• [Prompt] Pull out each line of the records holding the string "request".

• [Dataset entries]
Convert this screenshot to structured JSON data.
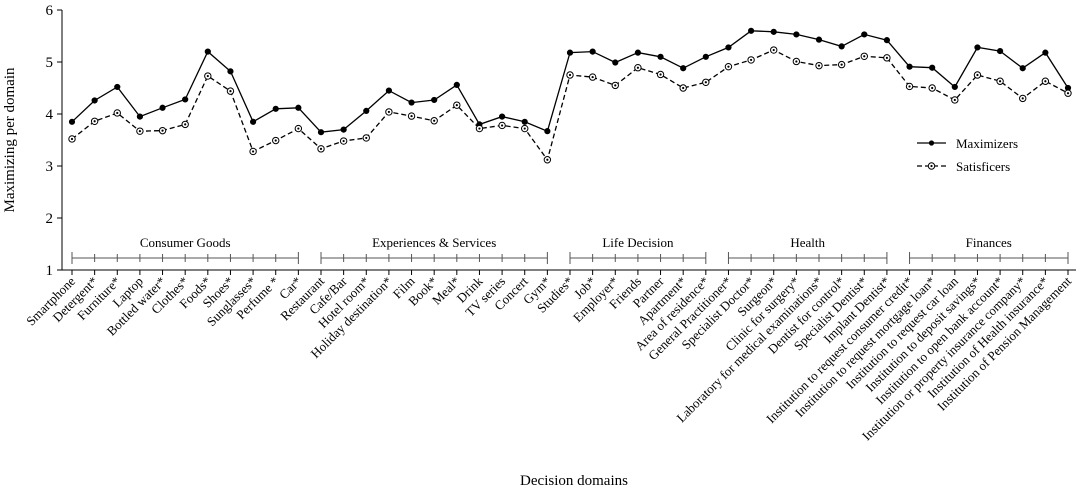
{
  "chart_data": {
    "type": "line",
    "ylabel": "Maximizing per domain",
    "xlabel": "Decision domains",
    "ylim": [
      1,
      6
    ],
    "yticks": [
      1,
      2,
      3,
      4,
      5,
      6
    ],
    "grid": false,
    "legend_position": "right",
    "categories": [
      "Smartphone",
      "Detergent*",
      "Furniture*",
      "Laptop",
      "Bottled water*",
      "Clothes*",
      "Foods*",
      "Shoes*",
      "Sunglasses*",
      "Perfume *",
      "Car*",
      "Restaurant",
      "Cafe/Bar",
      "Hotel room*",
      "Holiday destination*",
      "Film",
      "Book*",
      "Meal*",
      "Drink",
      "TV series",
      "Concert",
      "Gym*",
      "Studies*",
      "Job*",
      "Employer*",
      "Friends",
      "Partner",
      "Apartment*",
      "Area of residence*",
      "General Practitioner*",
      "Specialist Doctor*",
      "Surgeon*",
      "Clinic for surgery*",
      "Laboratory for medical examinations*",
      "Dentist for control*",
      "Specialist Dentist*",
      "Implant Dentist*",
      "Institution to request consumer credit*",
      "Institution to request mortgage loan*",
      "Institution to request car loan",
      "Institution to deposit savings*",
      "Institution to open bank account*",
      "Institution or property insurance company*",
      "Institution of Health insurance*",
      "Institution of Pension Management"
    ],
    "groups": [
      {
        "label": "Consumer Goods",
        "start": 0,
        "end": 10
      },
      {
        "label": "Experiences & Services",
        "start": 11,
        "end": 21
      },
      {
        "label": "Life Decision",
        "start": 22,
        "end": 28
      },
      {
        "label": "Health",
        "start": 29,
        "end": 36
      },
      {
        "label": "Finances",
        "start": 37,
        "end": 44
      }
    ],
    "series": [
      {
        "name": "Maximizers",
        "marker": "filled",
        "dash": "solid",
        "values": [
          3.85,
          4.26,
          4.52,
          3.95,
          4.12,
          4.28,
          5.2,
          4.82,
          3.85,
          4.1,
          4.12,
          3.65,
          3.7,
          4.06,
          4.45,
          4.22,
          4.27,
          4.56,
          3.8,
          3.95,
          3.85,
          3.67,
          5.18,
          5.2,
          4.99,
          5.18,
          5.1,
          4.88,
          5.1,
          5.28,
          5.6,
          5.58,
          5.53,
          5.43,
          5.3,
          5.53,
          5.42,
          4.91,
          4.89,
          4.52,
          5.28,
          5.21,
          4.88,
          5.18,
          4.5
        ]
      },
      {
        "name": "Satisficers",
        "marker": "open",
        "dash": "dashed",
        "values": [
          3.52,
          3.86,
          4.02,
          3.67,
          3.68,
          3.8,
          4.73,
          4.44,
          3.28,
          3.49,
          3.72,
          3.33,
          3.48,
          3.54,
          4.04,
          3.96,
          3.87,
          4.17,
          3.72,
          3.78,
          3.72,
          3.12,
          4.75,
          4.71,
          4.55,
          4.89,
          4.76,
          4.5,
          4.61,
          4.91,
          5.04,
          5.23,
          5.01,
          4.93,
          4.95,
          5.11,
          5.08,
          4.53,
          4.5,
          4.27,
          4.75,
          4.63,
          4.3,
          4.63,
          4.4
        ]
      }
    ]
  }
}
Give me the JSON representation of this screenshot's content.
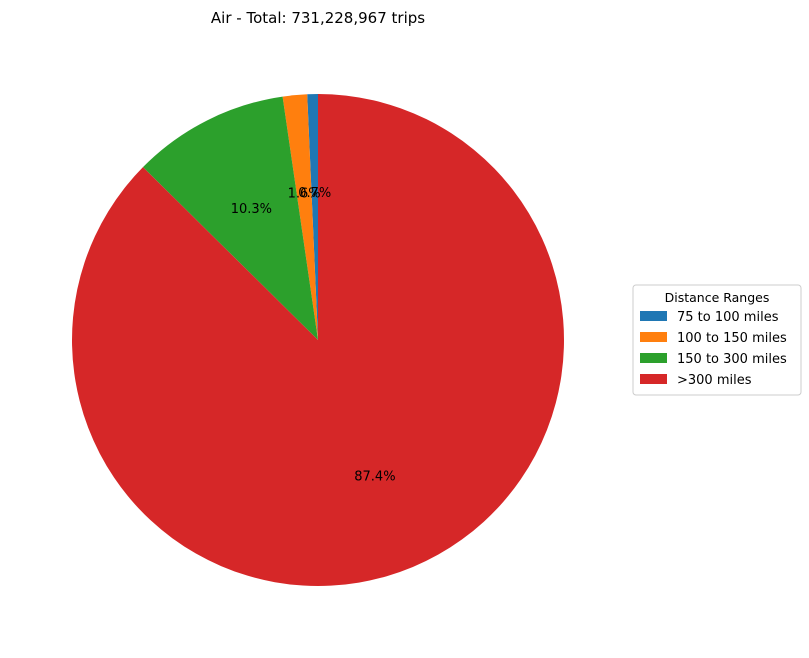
{
  "chart_data": {
    "type": "pie",
    "title": "Air - Total: 731,228,967 trips",
    "categories": [
      "75 to 100 miles",
      "100 to 150 miles",
      "150 to 300 miles",
      ">300 miles"
    ],
    "values": [
      0.7,
      1.6,
      10.3,
      87.4
    ],
    "value_labels": [
      "0.7%",
      "1.6%",
      "10.3%",
      "87.4%"
    ],
    "colors": [
      "#1f77b4",
      "#ff7f0e",
      "#2ca02c",
      "#d62728"
    ],
    "start_angle_deg": 90,
    "direction": "counterclockwise",
    "legend": {
      "title": "Distance Ranges",
      "placement": "right"
    }
  }
}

• [Problem solution]
      "Institution to request consumer credit*",
      "Institution to request mortgage loan*",
      "Institution to request car loan",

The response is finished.